[RECORDS PROVIDED]
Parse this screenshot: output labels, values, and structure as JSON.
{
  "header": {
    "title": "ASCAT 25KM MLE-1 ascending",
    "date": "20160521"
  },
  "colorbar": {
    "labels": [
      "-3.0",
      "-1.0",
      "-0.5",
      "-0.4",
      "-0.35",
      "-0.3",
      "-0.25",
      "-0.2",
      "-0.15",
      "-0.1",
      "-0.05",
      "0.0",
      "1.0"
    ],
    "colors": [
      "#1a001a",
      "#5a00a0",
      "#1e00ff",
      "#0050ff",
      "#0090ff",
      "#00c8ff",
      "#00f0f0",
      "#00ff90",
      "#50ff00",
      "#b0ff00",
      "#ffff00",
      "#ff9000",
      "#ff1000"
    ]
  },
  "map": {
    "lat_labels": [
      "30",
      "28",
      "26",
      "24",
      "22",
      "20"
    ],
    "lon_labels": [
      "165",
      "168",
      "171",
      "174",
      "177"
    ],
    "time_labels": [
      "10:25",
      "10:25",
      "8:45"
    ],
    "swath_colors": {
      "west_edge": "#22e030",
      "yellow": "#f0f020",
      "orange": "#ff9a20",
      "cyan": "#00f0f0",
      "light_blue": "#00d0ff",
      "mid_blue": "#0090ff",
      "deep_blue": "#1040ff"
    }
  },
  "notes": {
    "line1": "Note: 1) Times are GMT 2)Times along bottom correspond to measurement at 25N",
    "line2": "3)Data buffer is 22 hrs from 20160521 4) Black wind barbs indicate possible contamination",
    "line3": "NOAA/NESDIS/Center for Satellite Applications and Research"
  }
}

[EXERCISE DESCRIPTION] Reproduce each line of the material above precisely.

[WRITTEN ANSWER]
Parse this screenshot: output labels, values, and structure as JSON.
{
  "header": {
    "title": "ASCAT 25KM MLE-1 ascending",
    "date": "20160521"
  },
  "colorbar": {
    "labels": [
      "-3.0",
      "-1.0",
      "-0.5",
      "-0.4",
      "-0.35",
      "-0.3",
      "-0.25",
      "-0.2",
      "-0.15",
      "-0.1",
      "-0.05",
      "0.0",
      "1.0"
    ],
    "colors": [
      "#1a001a",
      "#5a00a0",
      "#1e00ff",
      "#0050ff",
      "#0090ff",
      "#00c8ff",
      "#00f0f0",
      "#00ff90",
      "#50ff00",
      "#b0ff00",
      "#ffff00",
      "#ff9000",
      "#ff1000"
    ]
  },
  "map": {
    "lat_labels": [
      "30",
      "28",
      "26",
      "24",
      "22",
      "20"
    ],
    "lon_labels": [
      "165",
      "168",
      "171",
      "174",
      "177"
    ],
    "time_labels": [
      "10:25",
      "10:25",
      "8:45"
    ],
    "swath_colors": {
      "west_edge": "#22e030",
      "yellow": "#f0f020",
      "orange": "#ff9a20",
      "cyan": "#00f0f0",
      "light_blue": "#00d0ff",
      "mid_blue": "#0090ff",
      "deep_blue": "#1040ff"
    }
  },
  "notes": {
    "line1": "Note: 1) Times are GMT 2)Times along bottom correspond to measurement at 25N",
    "line2": "3)Data buffer is 22 hrs from 20160521 4) Black wind barbs indicate possible contamination",
    "line3": "NOAA/NESDIS/Center for Satellite Applications and Research"
  }
}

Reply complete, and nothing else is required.